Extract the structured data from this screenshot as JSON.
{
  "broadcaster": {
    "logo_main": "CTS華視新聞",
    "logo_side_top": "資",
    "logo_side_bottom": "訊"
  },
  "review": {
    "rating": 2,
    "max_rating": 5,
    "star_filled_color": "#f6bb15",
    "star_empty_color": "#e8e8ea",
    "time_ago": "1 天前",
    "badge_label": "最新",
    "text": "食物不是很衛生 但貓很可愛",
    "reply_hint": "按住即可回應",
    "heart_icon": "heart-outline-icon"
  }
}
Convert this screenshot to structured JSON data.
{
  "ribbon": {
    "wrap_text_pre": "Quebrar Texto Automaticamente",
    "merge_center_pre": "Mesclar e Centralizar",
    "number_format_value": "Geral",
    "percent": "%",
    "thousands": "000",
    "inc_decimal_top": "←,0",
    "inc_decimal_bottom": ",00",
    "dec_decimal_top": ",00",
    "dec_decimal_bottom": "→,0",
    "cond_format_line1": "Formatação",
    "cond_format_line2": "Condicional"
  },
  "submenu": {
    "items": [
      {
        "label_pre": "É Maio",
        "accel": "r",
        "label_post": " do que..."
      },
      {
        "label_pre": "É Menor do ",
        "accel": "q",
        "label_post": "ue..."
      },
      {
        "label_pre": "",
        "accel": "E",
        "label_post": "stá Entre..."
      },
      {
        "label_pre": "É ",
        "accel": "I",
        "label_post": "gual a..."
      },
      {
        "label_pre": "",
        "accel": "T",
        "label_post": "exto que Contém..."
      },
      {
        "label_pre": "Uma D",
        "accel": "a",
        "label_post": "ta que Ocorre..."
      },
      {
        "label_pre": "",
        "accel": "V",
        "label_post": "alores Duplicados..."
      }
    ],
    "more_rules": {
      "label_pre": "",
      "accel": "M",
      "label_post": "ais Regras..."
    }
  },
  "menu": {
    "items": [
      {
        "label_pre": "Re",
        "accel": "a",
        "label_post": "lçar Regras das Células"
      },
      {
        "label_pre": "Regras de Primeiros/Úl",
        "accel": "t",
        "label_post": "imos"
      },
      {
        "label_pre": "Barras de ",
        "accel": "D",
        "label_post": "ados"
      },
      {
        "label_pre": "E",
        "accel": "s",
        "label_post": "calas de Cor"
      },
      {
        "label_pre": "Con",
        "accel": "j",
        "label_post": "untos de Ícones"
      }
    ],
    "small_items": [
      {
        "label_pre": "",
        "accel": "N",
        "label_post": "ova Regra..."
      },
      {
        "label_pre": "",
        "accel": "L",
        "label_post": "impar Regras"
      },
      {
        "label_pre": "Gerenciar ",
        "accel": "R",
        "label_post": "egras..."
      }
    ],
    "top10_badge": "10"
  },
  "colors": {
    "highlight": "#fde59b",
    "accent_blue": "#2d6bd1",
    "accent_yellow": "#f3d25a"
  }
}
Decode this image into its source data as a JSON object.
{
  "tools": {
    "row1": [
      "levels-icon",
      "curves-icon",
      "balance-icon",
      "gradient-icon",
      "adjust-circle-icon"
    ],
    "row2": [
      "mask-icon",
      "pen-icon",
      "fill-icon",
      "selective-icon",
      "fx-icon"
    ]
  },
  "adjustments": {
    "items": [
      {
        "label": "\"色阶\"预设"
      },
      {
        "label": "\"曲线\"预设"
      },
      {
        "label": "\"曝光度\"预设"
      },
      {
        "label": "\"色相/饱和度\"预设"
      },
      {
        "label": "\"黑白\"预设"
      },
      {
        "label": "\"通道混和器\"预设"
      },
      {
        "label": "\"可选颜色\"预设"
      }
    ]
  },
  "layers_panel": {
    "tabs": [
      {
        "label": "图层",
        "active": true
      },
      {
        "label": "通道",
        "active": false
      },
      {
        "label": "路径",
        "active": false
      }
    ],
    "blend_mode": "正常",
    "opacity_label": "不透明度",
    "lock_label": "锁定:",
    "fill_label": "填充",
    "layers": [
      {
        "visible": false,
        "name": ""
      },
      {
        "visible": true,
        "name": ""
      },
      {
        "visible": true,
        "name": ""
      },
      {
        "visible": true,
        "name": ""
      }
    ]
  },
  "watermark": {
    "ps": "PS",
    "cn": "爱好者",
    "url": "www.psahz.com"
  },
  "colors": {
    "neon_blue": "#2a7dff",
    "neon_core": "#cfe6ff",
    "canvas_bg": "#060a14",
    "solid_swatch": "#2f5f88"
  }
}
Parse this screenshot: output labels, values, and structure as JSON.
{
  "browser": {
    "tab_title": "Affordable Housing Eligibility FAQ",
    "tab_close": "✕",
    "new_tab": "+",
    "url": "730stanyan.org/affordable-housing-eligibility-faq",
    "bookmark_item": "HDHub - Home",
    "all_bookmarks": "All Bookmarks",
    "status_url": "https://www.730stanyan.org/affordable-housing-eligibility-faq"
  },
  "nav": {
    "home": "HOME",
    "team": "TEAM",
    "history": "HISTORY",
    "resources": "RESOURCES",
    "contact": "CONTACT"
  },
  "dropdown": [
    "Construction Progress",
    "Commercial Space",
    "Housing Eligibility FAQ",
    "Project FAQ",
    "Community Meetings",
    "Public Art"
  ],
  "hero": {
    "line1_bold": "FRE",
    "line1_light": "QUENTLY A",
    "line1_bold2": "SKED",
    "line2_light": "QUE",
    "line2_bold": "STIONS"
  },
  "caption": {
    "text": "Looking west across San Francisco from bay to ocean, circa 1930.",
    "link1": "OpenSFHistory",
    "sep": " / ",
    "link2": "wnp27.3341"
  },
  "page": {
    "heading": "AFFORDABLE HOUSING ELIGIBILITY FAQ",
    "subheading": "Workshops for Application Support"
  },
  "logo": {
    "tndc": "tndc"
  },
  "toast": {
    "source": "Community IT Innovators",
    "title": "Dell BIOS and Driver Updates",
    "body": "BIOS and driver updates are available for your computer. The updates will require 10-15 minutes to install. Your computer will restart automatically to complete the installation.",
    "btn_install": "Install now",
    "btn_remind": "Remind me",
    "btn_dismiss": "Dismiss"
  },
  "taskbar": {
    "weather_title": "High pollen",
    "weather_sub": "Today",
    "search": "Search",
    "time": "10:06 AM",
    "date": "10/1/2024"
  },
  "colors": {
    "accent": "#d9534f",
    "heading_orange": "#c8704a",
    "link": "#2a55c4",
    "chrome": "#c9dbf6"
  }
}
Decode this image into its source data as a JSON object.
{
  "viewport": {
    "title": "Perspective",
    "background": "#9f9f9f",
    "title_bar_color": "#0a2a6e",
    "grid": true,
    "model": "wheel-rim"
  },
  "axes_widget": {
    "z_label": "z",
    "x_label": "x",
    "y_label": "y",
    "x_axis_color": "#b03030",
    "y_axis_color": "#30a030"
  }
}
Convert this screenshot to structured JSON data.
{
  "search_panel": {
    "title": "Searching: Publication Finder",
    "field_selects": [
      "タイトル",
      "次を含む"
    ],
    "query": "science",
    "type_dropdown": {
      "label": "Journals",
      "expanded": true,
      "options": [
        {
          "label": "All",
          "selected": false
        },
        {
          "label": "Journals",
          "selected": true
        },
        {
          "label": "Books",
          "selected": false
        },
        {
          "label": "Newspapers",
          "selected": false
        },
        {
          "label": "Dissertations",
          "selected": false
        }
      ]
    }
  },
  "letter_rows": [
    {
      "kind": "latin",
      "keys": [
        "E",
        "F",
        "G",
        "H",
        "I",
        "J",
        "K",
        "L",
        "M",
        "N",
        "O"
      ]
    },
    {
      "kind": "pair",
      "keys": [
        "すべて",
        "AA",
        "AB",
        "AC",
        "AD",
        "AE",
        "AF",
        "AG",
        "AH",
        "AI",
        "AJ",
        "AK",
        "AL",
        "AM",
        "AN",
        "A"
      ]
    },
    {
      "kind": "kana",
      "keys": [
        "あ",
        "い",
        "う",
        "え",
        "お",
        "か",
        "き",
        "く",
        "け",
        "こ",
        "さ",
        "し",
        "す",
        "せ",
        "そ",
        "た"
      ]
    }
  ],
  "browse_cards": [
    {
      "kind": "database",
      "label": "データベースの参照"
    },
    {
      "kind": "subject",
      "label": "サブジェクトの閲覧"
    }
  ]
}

GIVEN INSTRUCTION - What is the number of lines in the listing above that contain the string "Community"? Give only the number.

SOLUTION FOR THIS TASK - 2